-- start of GIVEN INFORMATION --

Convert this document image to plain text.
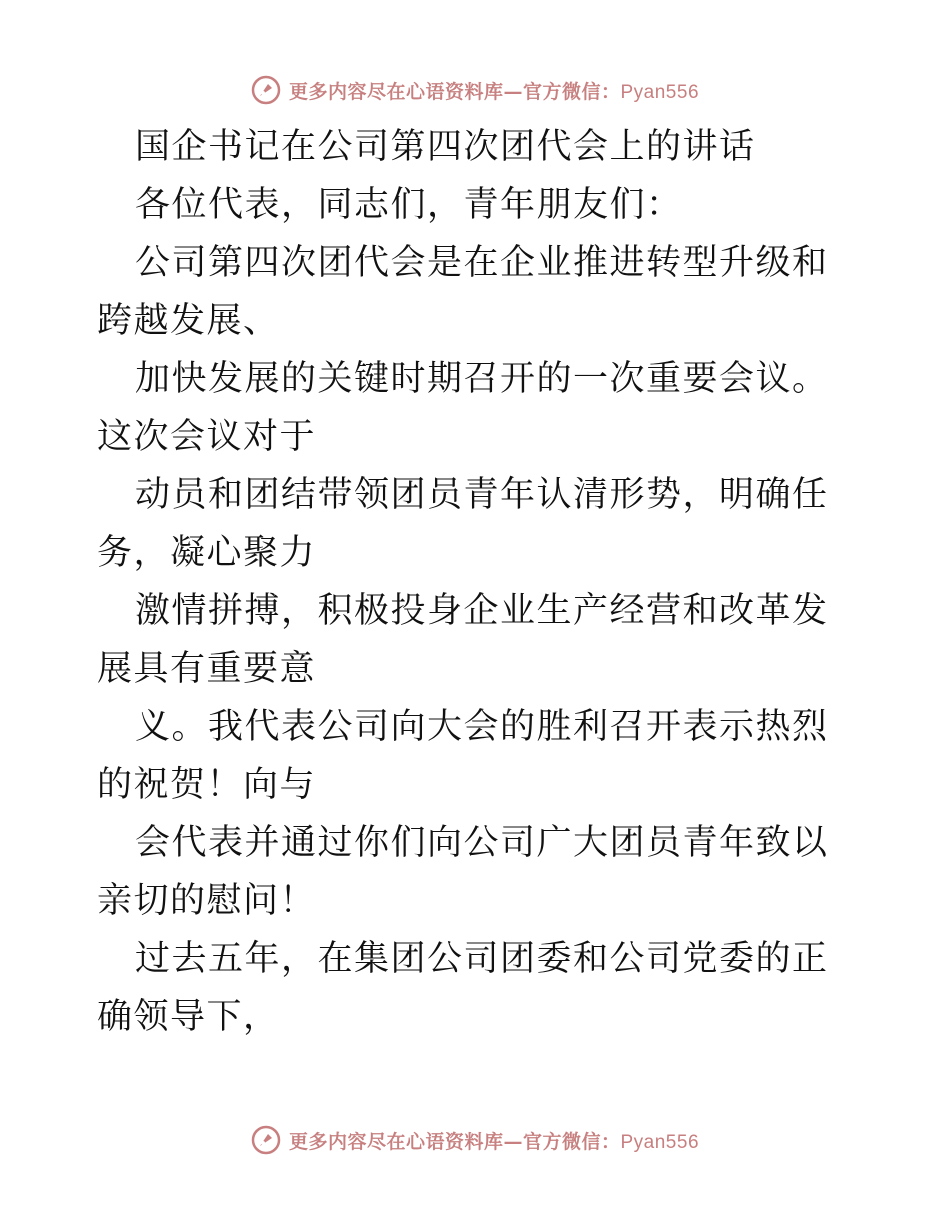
更多内容尽在心语资料库—官方微信：Pyan556

国企书记在公司第四次团代会上的讲话

各位代表，同志们，青年朋友们：

公司第四次团代会是在企业推进转型升级和跨越发展、

加快发展的关键时期召开的一次重要会议。这次会议对于

动员和团结带领团员青年认清形势，明确任务，凝心聚力

激情拼搏，积极投身企业生产经营和改革发展具有重要意

义。我代表公司向大会的胜利召开表示热烈的祝贺！向与

会代表并通过你们向公司广大团员青年致以亲切的慰问！

过去五年，在集团公司团委和公司党委的正确领导下，

更多内容尽在心语资料库—官方微信：Pyan556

-- end of GIVEN INFORMATION --

» **REQUIRED WORK**
Reproduce the entries above word for word. Pictures stay out.

» **ANSWER TO THE PROBLEM**
Convert this document image to plain text.
更多内容尽在心语资料库—官方微信：Pyan556

国企书记在公司第四次团代会上的讲话

各位代表，同志们，青年朋友们：

公司第四次团代会是在企业推进转型升级和跨越发展、

加快发展的关键时期召开的一次重要会议。这次会议对于

动员和团结带领团员青年认清形势，明确任务，凝心聚力

激情拼搏，积极投身企业生产经营和改革发展具有重要意

义。我代表公司向大会的胜利召开表示热烈的祝贺！向与

会代表并通过你们向公司广大团员青年致以亲切的慰问！

过去五年，在集团公司团委和公司党委的正确领导下，

更多内容尽在心语资料库—官方微信：Pyan556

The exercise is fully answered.